* **THE PROBLEM**
Starting at the beginning of the entries and ending at the line that contains "value-label: 439 xyxy=(262,380,308,408)", write those lines out again with "cagr-badge" changed to "growth-badge" and nothing else altered.

* **MATERIAL PROVIDED**
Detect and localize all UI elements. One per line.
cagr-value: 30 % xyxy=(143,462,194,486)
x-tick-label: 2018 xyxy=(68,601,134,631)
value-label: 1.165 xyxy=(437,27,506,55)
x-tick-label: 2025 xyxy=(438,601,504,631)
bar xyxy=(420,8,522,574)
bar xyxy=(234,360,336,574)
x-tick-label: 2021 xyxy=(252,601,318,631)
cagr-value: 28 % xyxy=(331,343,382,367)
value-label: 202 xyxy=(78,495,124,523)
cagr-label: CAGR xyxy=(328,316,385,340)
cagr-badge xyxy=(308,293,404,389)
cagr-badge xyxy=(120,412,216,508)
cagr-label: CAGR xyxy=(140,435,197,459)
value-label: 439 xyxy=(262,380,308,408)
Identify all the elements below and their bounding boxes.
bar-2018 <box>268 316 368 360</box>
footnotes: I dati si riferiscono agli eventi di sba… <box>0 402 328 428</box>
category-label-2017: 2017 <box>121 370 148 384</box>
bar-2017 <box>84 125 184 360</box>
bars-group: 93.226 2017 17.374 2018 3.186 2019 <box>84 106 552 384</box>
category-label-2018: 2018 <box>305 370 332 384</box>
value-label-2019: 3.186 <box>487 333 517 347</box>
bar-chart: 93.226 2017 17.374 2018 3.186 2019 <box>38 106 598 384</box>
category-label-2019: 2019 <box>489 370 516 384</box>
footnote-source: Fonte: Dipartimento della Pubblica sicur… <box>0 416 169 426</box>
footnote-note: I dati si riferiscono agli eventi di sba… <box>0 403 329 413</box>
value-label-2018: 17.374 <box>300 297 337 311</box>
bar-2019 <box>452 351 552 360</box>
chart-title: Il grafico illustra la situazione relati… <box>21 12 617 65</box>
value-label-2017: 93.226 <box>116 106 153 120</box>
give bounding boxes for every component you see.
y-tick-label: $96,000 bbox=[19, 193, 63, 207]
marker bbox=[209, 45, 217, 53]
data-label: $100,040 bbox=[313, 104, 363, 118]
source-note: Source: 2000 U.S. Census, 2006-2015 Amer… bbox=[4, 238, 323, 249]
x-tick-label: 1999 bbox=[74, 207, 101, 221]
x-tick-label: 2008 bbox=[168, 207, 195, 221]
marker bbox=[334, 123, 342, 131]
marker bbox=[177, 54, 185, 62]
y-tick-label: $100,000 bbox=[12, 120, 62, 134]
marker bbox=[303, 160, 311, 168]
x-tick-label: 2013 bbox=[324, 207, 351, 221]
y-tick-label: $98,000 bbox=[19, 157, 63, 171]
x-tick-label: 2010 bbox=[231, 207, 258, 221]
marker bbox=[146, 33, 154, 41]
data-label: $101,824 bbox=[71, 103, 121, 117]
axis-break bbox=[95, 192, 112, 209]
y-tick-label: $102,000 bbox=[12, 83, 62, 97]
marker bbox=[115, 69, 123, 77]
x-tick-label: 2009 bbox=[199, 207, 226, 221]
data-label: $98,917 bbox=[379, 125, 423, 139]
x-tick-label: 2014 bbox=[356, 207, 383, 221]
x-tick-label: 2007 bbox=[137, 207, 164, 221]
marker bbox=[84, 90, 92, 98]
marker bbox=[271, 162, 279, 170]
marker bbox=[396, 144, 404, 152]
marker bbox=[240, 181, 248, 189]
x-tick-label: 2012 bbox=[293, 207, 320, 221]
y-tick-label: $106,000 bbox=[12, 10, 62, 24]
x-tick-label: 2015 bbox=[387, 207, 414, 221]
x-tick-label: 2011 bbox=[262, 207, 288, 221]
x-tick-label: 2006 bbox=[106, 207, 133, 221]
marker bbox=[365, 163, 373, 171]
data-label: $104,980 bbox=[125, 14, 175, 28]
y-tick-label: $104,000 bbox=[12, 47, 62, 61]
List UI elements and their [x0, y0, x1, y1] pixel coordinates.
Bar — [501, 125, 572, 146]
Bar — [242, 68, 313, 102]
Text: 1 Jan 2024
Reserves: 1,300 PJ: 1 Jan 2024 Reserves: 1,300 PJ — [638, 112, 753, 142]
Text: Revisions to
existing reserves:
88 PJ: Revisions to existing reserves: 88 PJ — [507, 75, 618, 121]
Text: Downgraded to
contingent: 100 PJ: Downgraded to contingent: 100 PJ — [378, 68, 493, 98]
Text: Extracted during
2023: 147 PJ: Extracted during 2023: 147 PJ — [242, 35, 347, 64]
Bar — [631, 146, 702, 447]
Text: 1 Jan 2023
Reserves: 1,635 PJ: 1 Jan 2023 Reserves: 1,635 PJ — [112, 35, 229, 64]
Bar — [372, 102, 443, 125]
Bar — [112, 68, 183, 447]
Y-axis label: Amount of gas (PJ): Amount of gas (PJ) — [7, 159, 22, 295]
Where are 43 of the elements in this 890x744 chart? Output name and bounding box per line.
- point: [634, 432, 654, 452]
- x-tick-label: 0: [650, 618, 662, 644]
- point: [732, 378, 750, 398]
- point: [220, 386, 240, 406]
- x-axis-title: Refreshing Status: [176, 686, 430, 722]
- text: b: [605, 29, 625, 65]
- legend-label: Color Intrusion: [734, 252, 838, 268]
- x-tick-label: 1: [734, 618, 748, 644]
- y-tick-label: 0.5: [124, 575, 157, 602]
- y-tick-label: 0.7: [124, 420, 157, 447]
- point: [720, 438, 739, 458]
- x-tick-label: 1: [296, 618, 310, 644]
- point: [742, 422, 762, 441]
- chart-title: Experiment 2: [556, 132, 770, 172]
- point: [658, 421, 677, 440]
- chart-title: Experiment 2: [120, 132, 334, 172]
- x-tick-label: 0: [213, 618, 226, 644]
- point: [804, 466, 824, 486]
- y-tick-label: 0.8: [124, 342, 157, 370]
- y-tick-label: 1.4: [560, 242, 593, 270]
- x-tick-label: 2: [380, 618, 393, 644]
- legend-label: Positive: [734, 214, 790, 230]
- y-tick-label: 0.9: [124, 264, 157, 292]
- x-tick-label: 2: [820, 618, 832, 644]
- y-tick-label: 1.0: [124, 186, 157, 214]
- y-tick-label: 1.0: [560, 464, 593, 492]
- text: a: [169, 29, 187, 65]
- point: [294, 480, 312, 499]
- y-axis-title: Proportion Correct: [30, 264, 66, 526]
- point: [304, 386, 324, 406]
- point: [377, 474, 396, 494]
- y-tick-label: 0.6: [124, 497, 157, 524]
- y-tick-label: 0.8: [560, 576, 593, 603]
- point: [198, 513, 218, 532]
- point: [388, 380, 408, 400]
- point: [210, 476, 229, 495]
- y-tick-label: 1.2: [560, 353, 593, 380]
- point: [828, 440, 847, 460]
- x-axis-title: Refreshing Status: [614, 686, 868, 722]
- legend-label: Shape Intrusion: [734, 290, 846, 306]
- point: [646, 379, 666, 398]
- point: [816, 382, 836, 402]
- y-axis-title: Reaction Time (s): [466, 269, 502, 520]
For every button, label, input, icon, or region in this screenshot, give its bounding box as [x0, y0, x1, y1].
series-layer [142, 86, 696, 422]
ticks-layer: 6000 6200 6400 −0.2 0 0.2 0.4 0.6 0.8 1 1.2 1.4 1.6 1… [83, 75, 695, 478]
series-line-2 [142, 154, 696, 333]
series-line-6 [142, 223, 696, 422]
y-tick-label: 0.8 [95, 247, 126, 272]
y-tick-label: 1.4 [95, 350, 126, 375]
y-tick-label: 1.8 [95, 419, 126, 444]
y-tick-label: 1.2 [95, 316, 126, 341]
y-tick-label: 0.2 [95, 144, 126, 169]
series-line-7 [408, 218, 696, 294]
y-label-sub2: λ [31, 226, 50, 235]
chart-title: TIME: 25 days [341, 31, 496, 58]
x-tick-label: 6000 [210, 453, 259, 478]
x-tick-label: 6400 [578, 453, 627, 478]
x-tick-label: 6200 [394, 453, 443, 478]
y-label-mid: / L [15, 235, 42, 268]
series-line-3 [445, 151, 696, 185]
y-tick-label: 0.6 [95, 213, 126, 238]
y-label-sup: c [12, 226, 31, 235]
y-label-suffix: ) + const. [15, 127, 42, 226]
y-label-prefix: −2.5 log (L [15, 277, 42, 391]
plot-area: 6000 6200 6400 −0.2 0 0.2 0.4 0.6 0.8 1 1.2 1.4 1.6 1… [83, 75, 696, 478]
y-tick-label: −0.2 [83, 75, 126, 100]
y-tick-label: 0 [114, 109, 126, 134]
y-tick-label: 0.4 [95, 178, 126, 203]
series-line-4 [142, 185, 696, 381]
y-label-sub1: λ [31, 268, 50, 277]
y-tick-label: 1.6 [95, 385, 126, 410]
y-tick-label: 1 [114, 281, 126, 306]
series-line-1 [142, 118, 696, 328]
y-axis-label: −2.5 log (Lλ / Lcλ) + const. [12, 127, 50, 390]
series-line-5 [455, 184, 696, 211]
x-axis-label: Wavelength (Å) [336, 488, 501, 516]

* **CORRECT RESULT**
Detect and localize all UI elements. One per line.
cagr-value: 30 % xyxy=(143,462,194,486)
x-tick-label: 2018 xyxy=(68,601,134,631)
value-label: 1.165 xyxy=(437,27,506,55)
x-tick-label: 2025 xyxy=(438,601,504,631)
bar xyxy=(420,8,522,574)
bar xyxy=(234,360,336,574)
x-tick-label: 2021 xyxy=(252,601,318,631)
cagr-value: 28 % xyxy=(331,343,382,367)
value-label: 202 xyxy=(78,495,124,523)
cagr-label: CAGR xyxy=(328,316,385,340)
growth-badge xyxy=(308,293,404,389)
growth-badge xyxy=(120,412,216,508)
cagr-label: CAGR xyxy=(140,435,197,459)
value-label: 439 xyxy=(262,380,308,408)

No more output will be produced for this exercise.